▼

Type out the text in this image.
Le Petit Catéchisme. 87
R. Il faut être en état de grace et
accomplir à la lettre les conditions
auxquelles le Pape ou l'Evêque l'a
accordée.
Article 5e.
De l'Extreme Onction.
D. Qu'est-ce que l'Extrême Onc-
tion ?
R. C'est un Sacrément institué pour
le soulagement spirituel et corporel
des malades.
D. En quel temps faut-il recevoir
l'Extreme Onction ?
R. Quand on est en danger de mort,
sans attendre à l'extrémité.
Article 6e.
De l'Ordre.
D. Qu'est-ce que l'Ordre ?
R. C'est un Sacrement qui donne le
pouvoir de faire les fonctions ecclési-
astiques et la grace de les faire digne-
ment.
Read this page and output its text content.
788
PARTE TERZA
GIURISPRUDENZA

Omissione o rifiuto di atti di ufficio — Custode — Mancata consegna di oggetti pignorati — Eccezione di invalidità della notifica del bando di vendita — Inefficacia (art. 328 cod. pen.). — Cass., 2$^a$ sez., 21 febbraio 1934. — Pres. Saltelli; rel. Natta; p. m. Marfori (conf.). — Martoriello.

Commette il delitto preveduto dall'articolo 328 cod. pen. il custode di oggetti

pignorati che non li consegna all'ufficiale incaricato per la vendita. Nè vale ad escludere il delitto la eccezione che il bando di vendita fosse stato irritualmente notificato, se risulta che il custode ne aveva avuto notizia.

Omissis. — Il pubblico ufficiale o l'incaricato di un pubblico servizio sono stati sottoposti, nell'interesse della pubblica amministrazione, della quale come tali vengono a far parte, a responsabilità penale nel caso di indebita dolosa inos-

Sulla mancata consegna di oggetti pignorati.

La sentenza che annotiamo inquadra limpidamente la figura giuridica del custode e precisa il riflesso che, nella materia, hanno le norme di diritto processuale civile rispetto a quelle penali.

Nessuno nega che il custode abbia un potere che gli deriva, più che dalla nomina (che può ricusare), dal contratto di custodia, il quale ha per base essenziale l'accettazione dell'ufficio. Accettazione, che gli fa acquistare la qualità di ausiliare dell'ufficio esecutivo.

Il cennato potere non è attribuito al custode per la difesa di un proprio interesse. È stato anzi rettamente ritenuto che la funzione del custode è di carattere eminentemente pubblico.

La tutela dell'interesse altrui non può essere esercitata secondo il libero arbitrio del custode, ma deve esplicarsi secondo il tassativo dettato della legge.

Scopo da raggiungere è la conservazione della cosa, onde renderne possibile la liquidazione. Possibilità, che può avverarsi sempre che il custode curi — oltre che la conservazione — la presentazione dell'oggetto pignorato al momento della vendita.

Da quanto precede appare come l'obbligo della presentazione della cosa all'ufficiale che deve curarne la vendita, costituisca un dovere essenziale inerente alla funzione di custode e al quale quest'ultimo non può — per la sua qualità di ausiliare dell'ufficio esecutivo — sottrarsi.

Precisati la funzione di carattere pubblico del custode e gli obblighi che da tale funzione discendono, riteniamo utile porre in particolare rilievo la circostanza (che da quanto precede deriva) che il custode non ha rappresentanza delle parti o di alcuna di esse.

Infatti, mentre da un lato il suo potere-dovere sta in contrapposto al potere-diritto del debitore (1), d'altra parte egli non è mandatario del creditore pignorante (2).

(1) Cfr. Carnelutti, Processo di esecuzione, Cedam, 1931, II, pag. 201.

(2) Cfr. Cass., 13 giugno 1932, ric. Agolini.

▲

▶ What the task asks: Display every line of the listing that contains the string "cosa".

▶ Result for this task:
Scopo da raggiungere è la conservazione della cosa, onde renderne possibile la liquidazione. Possibilità, che può avverarsi sempre che il custode curi — oltre che la conservazione — la presentazione dell'oggetto pignorato al momento della vendita.
Da quanto precede appare come l'obbligo della presentazione della cosa all'ufficiale che deve curarne la vendita, costituisca un dovere essenziale inerente alla funzione di custode e al quale quest'ultimo non può — per la sua qualità di ausiliare dell'ufficio esecutivo — sottrarsi.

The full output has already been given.